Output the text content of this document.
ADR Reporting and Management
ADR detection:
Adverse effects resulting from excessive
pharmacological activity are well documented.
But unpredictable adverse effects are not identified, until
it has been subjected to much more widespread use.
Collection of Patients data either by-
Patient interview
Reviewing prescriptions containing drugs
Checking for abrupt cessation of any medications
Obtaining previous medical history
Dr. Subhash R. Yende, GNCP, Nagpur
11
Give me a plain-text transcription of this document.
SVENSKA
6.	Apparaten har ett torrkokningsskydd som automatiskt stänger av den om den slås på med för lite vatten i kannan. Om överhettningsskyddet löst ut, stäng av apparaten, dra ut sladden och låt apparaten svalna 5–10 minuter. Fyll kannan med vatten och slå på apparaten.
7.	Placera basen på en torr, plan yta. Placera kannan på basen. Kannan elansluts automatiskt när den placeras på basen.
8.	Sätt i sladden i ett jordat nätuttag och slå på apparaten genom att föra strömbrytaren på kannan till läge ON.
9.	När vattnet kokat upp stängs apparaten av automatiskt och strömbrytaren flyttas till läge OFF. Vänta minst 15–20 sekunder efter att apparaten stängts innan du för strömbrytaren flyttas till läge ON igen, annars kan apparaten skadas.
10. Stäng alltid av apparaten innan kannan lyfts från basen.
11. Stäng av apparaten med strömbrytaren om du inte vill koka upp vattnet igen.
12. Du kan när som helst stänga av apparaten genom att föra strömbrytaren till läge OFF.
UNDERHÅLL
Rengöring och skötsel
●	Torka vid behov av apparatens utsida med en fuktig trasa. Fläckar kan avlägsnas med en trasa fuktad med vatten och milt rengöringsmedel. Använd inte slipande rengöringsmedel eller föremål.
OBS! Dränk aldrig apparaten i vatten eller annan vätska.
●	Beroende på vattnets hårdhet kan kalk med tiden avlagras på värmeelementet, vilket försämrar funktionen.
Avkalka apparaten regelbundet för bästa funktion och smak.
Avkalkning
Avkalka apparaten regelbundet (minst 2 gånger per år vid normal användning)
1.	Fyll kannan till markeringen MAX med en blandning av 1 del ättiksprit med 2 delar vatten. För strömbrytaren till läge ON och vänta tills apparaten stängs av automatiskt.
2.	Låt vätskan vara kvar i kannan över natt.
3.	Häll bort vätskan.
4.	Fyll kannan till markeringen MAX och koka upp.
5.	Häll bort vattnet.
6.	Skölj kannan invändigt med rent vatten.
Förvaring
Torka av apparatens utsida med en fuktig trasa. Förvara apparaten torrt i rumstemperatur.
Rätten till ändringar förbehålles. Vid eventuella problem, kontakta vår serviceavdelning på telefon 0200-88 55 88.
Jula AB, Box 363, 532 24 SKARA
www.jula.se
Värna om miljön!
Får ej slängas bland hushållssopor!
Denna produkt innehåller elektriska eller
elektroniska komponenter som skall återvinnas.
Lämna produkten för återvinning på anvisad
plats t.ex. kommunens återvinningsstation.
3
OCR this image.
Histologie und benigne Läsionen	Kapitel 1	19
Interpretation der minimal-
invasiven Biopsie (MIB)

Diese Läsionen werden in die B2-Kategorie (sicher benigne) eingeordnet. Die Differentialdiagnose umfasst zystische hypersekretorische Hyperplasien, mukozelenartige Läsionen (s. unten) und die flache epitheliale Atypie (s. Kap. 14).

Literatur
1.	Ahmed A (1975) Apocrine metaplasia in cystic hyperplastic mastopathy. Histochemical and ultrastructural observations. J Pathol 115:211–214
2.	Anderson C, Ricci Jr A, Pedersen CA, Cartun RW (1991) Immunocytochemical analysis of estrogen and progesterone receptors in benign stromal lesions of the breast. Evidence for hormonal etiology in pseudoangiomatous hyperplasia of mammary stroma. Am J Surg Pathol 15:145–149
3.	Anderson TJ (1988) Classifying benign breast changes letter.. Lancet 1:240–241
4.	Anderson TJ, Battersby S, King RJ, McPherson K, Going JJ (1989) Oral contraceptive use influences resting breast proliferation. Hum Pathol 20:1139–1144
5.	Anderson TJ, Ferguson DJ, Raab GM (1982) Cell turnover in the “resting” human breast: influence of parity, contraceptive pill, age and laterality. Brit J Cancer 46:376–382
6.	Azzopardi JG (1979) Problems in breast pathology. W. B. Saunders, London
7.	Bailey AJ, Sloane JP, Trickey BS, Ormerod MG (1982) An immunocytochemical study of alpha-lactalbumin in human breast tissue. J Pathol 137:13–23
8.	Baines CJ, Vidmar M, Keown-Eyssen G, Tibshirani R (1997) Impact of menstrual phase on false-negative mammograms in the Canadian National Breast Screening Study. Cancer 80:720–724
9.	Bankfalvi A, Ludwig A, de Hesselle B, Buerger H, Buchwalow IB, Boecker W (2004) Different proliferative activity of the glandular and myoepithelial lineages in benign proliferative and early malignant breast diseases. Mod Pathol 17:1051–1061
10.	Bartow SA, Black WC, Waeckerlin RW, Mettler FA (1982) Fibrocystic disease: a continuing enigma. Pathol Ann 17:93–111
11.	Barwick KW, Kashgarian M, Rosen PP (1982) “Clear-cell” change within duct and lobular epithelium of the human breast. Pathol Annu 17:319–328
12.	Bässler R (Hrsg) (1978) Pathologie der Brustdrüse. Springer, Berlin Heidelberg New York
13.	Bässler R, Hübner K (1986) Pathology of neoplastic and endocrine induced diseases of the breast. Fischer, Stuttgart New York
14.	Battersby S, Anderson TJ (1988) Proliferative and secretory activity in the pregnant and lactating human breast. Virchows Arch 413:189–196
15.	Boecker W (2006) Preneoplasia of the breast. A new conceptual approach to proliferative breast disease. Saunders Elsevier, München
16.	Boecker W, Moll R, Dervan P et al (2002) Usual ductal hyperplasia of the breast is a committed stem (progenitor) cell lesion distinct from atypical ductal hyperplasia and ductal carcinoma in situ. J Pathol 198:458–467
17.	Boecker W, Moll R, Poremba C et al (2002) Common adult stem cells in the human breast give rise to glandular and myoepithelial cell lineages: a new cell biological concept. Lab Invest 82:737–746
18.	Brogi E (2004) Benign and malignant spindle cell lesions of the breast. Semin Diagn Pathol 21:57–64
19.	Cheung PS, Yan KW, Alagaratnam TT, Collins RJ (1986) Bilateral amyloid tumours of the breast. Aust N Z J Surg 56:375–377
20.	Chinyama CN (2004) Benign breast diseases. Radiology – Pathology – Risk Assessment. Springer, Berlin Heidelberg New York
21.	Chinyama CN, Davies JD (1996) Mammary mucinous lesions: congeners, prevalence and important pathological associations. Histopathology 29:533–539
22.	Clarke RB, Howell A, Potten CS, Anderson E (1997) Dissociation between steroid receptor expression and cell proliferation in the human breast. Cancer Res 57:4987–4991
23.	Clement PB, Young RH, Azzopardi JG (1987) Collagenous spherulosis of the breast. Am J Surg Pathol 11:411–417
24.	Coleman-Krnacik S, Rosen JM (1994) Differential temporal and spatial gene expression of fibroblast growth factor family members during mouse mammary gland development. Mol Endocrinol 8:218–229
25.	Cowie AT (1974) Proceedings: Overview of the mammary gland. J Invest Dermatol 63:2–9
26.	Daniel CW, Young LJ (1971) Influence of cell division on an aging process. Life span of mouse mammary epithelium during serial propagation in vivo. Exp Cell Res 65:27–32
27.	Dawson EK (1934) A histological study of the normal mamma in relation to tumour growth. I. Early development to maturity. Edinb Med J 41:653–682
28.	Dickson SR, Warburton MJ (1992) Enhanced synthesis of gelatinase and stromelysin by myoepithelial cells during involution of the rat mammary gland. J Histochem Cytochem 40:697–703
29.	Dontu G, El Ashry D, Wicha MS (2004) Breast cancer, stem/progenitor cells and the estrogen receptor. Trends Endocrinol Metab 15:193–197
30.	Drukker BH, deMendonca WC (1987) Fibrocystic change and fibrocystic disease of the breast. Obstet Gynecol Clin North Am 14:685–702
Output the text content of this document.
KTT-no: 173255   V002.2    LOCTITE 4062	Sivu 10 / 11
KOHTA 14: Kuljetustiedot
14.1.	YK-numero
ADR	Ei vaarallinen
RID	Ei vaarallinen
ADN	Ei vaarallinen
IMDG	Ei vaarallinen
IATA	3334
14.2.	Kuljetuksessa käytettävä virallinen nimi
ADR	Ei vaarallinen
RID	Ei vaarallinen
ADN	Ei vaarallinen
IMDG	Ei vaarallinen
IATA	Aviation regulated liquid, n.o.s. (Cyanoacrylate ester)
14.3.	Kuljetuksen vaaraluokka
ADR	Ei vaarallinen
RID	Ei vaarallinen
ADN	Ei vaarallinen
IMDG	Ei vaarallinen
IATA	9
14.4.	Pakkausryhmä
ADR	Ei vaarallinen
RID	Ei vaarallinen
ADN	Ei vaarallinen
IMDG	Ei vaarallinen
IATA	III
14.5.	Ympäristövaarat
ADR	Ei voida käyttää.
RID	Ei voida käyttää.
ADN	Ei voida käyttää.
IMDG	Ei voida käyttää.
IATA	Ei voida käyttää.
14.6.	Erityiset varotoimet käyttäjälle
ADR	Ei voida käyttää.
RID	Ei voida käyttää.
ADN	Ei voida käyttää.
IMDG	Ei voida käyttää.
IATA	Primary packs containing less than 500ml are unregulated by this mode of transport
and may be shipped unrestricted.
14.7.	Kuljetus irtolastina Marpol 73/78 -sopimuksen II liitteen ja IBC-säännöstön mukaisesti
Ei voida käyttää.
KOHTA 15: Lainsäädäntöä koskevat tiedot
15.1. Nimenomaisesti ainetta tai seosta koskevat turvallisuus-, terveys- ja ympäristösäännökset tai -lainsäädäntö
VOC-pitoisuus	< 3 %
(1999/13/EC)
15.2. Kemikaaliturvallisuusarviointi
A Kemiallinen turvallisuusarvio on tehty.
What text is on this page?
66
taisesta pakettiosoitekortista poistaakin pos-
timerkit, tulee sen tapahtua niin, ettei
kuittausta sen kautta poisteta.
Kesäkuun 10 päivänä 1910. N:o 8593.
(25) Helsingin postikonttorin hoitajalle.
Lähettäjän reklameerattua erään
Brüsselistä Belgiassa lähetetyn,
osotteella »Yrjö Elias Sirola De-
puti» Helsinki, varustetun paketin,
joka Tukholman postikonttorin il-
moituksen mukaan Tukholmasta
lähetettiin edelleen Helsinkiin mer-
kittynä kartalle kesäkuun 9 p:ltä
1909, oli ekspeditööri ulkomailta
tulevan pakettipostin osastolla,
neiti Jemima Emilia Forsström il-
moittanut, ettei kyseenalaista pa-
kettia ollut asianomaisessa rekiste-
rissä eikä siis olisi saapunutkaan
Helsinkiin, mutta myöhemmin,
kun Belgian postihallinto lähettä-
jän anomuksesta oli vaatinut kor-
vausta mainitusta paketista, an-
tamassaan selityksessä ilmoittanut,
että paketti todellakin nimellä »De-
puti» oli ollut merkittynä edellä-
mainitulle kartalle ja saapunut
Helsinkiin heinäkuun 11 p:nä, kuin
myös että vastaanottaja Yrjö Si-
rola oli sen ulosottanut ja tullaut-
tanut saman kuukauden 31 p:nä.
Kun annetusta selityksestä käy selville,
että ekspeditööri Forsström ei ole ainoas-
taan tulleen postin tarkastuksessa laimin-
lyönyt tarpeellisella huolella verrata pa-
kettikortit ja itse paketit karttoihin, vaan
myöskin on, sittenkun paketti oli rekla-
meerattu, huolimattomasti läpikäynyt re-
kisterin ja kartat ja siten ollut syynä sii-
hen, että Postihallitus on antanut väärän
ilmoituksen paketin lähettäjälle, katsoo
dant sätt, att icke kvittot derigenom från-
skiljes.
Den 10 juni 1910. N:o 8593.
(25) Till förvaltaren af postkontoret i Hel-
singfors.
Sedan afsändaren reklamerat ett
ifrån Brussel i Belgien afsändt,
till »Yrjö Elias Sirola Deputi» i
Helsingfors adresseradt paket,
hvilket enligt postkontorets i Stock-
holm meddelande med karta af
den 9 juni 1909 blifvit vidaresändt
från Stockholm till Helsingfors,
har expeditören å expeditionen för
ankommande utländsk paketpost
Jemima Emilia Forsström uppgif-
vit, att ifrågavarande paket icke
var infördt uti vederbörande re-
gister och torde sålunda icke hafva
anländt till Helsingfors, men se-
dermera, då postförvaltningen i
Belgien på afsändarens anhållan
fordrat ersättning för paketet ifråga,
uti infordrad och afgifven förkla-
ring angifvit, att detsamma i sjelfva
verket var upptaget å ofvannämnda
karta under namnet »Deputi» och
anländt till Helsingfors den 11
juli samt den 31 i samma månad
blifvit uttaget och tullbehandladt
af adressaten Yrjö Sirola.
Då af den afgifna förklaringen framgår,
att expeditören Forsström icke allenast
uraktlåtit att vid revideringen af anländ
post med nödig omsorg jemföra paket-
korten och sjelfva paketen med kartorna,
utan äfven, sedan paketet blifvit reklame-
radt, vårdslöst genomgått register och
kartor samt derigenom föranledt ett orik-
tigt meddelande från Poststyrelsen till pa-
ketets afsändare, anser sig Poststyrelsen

WORK TASK -
Look for the word "Häll" in the data, then return every line that contains it.

EXERCISE ANSWER -
3.	Häll bort vätskan.
5.	Häll bort vattnet.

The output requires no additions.